#### [TASK TO COMPLETE]
Return the listing below in full, with every line exactly as it is.

#### [RECORDS FOR THIS TASK]
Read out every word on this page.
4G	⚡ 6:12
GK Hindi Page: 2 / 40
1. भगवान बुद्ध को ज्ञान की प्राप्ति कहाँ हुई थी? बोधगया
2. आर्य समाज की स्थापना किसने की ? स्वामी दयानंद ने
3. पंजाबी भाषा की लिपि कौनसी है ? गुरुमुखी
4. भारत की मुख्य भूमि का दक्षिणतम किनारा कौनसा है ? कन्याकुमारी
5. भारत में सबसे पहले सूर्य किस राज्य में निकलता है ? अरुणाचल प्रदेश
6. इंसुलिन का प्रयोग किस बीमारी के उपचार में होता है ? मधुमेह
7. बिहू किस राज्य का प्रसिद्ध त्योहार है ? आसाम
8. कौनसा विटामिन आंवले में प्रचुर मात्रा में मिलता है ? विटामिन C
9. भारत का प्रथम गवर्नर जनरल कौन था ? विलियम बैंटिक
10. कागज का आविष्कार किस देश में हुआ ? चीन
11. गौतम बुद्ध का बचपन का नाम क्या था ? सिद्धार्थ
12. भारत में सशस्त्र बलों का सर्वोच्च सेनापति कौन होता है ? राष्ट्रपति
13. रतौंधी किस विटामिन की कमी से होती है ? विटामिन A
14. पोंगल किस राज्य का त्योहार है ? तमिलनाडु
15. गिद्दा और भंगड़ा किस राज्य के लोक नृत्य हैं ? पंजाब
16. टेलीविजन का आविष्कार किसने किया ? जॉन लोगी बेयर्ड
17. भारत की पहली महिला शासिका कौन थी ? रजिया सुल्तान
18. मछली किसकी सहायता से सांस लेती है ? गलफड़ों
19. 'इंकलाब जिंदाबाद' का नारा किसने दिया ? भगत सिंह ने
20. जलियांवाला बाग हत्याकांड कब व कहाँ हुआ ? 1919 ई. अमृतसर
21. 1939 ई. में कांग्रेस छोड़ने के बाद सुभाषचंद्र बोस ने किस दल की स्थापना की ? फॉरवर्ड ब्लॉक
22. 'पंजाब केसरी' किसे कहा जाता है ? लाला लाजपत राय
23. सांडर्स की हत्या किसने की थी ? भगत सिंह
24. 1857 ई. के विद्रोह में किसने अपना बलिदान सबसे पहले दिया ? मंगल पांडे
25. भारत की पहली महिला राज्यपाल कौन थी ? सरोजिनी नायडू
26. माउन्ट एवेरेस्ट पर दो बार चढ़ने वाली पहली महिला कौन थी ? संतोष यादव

#### [RESULT BELOW]
Read out every word on this page.
4G	⚡ 6:12
GK Hindi Page: 2 / 40
1. भगवान बुद्ध को ज्ञान की प्राप्ति कहाँ हुई थी? बोधगया
2. आर्य समाज की स्थापना किसने की ? स्वामी दयानंद ने
3. पंजाबी भाषा की लिपि कौनसी है ? गुरुमुखी
4. भारत की मुख्य भूमि का दक्षिणतम किनारा कौनसा है ? कन्याकुमारी
5. भारत में सबसे पहले सूर्य किस राज्य में निकलता है ? अरुणाचल प्रदेश
6. इंसुलिन का प्रयोग किस बीमारी के उपचार में होता है ? मधुमेह
7. बिहू किस राज्य का प्रसिद्ध त्योहार है ? आसाम
8. कौनसा विटामिन आंवले में प्रचुर मात्रा में मिलता है ? विटामिन C
9. भारत का प्रथम गवर्नर जनरल कौन था ? विलियम बैंटिक
10. कागज का आविष्कार किस देश में हुआ ? चीन
11. गौतम बुद्ध का बचपन का नाम क्या था ? सिद्धार्थ
12. भारत में सशस्त्र बलों का सर्वोच्च सेनापति कौन होता है ? राष्ट्रपति
13. रतौंधी किस विटामिन की कमी से होती है ? विटामिन A
14. पोंगल किस राज्य का त्योहार है ? तमिलनाडु
15. गिद्दा और भंगड़ा किस राज्य के लोक नृत्य हैं ? पंजाब
16. टेलीविजन का आविष्कार किसने किया ? जॉन लोगी बेयर्ड
17. भारत की पहली महिला शासिका कौन थी ? रजिया सुल्तान
18. मछली किसकी सहायता से सांस लेती है ? गलफड़ों
19. 'इंकलाब जिंदाबाद' का नारा किसने दिया ? भगत सिंह ने
20. जलियांवाला बाग हत्याकांड कब व कहाँ हुआ ? 1919 ई. अमृतसर
21. 1939 ई. में कांग्रेस छोड़ने के बाद सुभाषचंद्र बोस ने किस दल की स्थापना की ? फॉरवर्ड ब्लॉक
22. 'पंजाब केसरी' किसे कहा जाता है ? लाला लाजपत राय
23. सांडर्स की हत्या किसने की थी ? भगत सिंह
24. 1857 ई. के विद्रोह में किसने अपना बलिदान सबसे पहले दिया ? मंगल पांडे
25. भारत की पहली महिला राज्यपाल कौन थी ? सरोजिनी नायडू
26. माउन्ट एवेरेस्ट पर दो बार चढ़ने वाली पहली महिला कौन थी ? संतोष यादव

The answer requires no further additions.